INSTRUCTION.
Lines containing the string "поле" are to be counted. Write only how many there are.

START INPUT DATA

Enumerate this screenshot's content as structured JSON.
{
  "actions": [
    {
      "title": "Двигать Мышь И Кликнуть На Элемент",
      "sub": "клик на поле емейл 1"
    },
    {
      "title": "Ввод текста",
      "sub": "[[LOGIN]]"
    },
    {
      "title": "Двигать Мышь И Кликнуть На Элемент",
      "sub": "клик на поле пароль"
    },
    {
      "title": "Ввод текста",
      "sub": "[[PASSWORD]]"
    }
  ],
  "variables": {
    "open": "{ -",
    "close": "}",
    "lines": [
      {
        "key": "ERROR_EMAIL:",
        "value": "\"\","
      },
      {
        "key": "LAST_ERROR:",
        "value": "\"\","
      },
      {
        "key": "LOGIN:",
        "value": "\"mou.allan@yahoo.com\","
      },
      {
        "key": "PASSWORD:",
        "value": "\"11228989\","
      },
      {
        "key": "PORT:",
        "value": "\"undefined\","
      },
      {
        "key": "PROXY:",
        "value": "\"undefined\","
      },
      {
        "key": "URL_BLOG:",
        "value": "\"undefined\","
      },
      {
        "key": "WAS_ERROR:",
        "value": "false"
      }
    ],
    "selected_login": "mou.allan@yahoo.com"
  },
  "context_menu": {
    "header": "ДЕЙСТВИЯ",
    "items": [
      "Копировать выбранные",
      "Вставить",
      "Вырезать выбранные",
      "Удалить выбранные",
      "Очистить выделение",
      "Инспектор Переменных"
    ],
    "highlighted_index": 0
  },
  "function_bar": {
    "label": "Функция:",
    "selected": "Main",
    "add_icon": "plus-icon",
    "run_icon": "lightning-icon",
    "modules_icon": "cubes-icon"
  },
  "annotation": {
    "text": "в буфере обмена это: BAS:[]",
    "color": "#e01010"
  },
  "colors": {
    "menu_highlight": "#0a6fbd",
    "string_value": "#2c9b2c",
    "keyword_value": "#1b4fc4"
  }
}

END INPUT DATA

EXERCISE RESPONSE.
2